**SUPPLIED MATERIAL**

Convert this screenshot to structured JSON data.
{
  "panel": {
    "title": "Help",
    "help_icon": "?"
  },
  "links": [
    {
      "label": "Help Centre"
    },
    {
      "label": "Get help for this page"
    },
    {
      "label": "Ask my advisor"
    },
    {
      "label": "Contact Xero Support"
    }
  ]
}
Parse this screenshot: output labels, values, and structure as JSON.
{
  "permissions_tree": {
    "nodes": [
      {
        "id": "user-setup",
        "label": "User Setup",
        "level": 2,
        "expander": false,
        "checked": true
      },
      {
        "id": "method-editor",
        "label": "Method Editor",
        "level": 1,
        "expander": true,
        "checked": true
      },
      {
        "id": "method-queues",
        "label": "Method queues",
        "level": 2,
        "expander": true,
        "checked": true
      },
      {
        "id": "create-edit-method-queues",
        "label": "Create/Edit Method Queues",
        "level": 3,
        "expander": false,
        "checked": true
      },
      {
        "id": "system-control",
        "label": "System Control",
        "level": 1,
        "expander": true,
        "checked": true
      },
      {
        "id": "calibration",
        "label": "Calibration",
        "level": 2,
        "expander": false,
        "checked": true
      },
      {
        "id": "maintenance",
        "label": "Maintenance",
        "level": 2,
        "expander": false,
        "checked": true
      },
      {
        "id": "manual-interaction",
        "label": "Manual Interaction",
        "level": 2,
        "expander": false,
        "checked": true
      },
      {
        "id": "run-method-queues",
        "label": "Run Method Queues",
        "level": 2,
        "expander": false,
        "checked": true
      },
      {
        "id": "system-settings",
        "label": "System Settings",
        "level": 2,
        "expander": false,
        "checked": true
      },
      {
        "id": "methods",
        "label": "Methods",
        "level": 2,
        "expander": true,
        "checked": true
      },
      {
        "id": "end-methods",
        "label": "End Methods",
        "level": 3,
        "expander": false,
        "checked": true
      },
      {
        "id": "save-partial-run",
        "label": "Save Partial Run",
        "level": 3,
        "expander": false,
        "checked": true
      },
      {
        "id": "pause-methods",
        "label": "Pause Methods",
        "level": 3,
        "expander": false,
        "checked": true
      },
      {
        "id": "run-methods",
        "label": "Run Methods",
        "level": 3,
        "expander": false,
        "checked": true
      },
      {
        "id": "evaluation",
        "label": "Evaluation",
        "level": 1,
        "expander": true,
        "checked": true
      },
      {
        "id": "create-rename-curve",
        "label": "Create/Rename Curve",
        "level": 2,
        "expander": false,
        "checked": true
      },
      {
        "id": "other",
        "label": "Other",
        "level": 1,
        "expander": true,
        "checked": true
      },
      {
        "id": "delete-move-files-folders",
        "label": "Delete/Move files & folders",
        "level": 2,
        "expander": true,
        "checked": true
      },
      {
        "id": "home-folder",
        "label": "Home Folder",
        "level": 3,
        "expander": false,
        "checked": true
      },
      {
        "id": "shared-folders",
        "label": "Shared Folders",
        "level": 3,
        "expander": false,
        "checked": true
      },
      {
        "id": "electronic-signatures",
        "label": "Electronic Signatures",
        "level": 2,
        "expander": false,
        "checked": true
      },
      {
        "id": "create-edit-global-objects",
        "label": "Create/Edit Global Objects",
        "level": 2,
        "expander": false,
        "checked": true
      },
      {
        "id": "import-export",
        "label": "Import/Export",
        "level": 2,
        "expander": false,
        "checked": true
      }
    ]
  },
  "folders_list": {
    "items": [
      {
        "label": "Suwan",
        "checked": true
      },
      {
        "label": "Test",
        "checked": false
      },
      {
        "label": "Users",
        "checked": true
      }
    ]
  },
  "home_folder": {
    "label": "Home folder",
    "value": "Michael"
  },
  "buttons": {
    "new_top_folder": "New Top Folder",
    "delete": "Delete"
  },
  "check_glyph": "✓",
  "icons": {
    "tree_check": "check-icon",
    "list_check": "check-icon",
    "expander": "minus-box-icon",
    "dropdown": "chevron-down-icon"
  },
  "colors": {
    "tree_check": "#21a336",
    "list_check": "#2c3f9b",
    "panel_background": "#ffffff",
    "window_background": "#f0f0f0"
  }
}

**GIVEN PROBLEM**
From the records above, extract every entry verbatim.

**THE REPLY**
Convert this screenshot to structured JSON data.
{
  "panel": {
    "title": "Help",
    "help_icon": "?"
  },
  "links": [
    {
      "label": "Help Centre"
    },
    {
      "label": "Get help for this page"
    },
    {
      "label": "Ask my advisor"
    },
    {
      "label": "Contact Xero Support"
    }
  ]
}
Parse this screenshot: output labels, values, and structure as JSON.
{
  "permissions_tree": {
    "nodes": [
      {
        "id": "user-setup",
        "label": "User Setup",
        "level": 2,
        "expander": false,
        "checked": true
      },
      {
        "id": "method-editor",
        "label": "Method Editor",
        "level": 1,
        "expander": true,
        "checked": true
      },
      {
        "id": "method-queues",
        "label": "Method queues",
        "level": 2,
        "expander": true,
        "checked": true
      },
      {
        "id": "create-edit-method-queues",
        "label": "Create/Edit Method Queues",
        "level": 3,
        "expander": false,
        "checked": true
      },
      {
        "id": "system-control",
        "label": "System Control",
        "level": 1,
        "expander": true,
        "checked": true
      },
      {
        "id": "calibration",
        "label": "Calibration",
        "level": 2,
        "expander": false,
        "checked": true
      },
      {
        "id": "maintenance",
        "label": "Maintenance",
        "level": 2,
        "expander": false,
        "checked": true
      },
      {
        "id": "manual-interaction",
        "label": "Manual Interaction",
        "level": 2,
        "expander": false,
        "checked": true
      },
      {
        "id": "run-method-queues",
        "label": "Run Method Queues",
        "level": 2,
        "expander": false,
        "checked": true
      },
      {
        "id": "system-settings",
        "label": "System Settings",
        "level": 2,
        "expander": false,
        "checked": true
      },
      {
        "id": "methods",
        "label": "Methods",
        "level": 2,
        "expander": true,
        "checked": true
      },
      {
        "id": "end-methods",
        "label": "End Methods",
        "level": 3,
        "expander": false,
        "checked": true
      },
      {
        "id": "save-partial-run",
        "label": "Save Partial Run",
        "level": 3,
        "expander": false,
        "checked": true
      },
      {
        "id": "pause-methods",
        "label": "Pause Methods",
        "level": 3,
        "expander": false,
        "checked": true
      },
      {
        "id": "run-methods",
        "label": "Run Methods",
        "level": 3,
        "expander": false,
        "checked": true
      },
      {
        "id": "evaluation",
        "label": "Evaluation",
        "level": 1,
        "expander": true,
        "checked": true
      },
      {
        "id": "create-rename-curve",
        "label": "Create/Rename Curve",
        "level": 2,
        "expander": false,
        "checked": true
      },
      {
        "id": "other",
        "label": "Other",
        "level": 1,
        "expander": true,
        "checked": true
      },
      {
        "id": "delete-move-files-folders",
        "label": "Delete/Move files & folders",
        "level": 2,
        "expander": true,
        "checked": true
      },
      {
        "id": "home-folder",
        "label": "Home Folder",
        "level": 3,
        "expander": false,
        "checked": true
      },
      {
        "id": "shared-folders",
        "label": "Shared Folders",
        "level": 3,
        "expander": false,
        "checked": true
      },
      {
        "id": "electronic-signatures",
        "label": "Electronic Signatures",
        "level": 2,
        "expander": false,
        "checked": true
      },
      {
        "id": "create-edit-global-objects",
        "label": "Create/Edit Global Objects",
        "level": 2,
        "expander": false,
        "checked": true
      },
      {
        "id": "import-export",
        "label": "Import/Export",
        "level": 2,
        "expander": false,
        "checked": true
      }
    ]
  },
  "folders_list": {
    "items": [
      {
        "label": "Suwan",
        "checked": true
      },
      {
        "label": "Test",
        "checked": false
      },
      {
        "label": "Users",
        "checked": true
      }
    ]
  },
  "home_folder": {
    "label": "Home folder",
    "value": "Michael"
  },
  "buttons": {
    "new_top_folder": "New Top Folder",
    "delete": "Delete"
  },
  "check_glyph": "✓",
  "icons": {
    "tree_check": "check-icon",
    "list_check": "check-icon",
    "expander": "minus-box-icon",
    "dropdown": "chevron-down-icon"
  },
  "colors": {
    "tree_check": "#21a336",
    "list_check": "#2c3f9b",
    "panel_background": "#ffffff",
    "window_background": "#f0f0f0"
  }
}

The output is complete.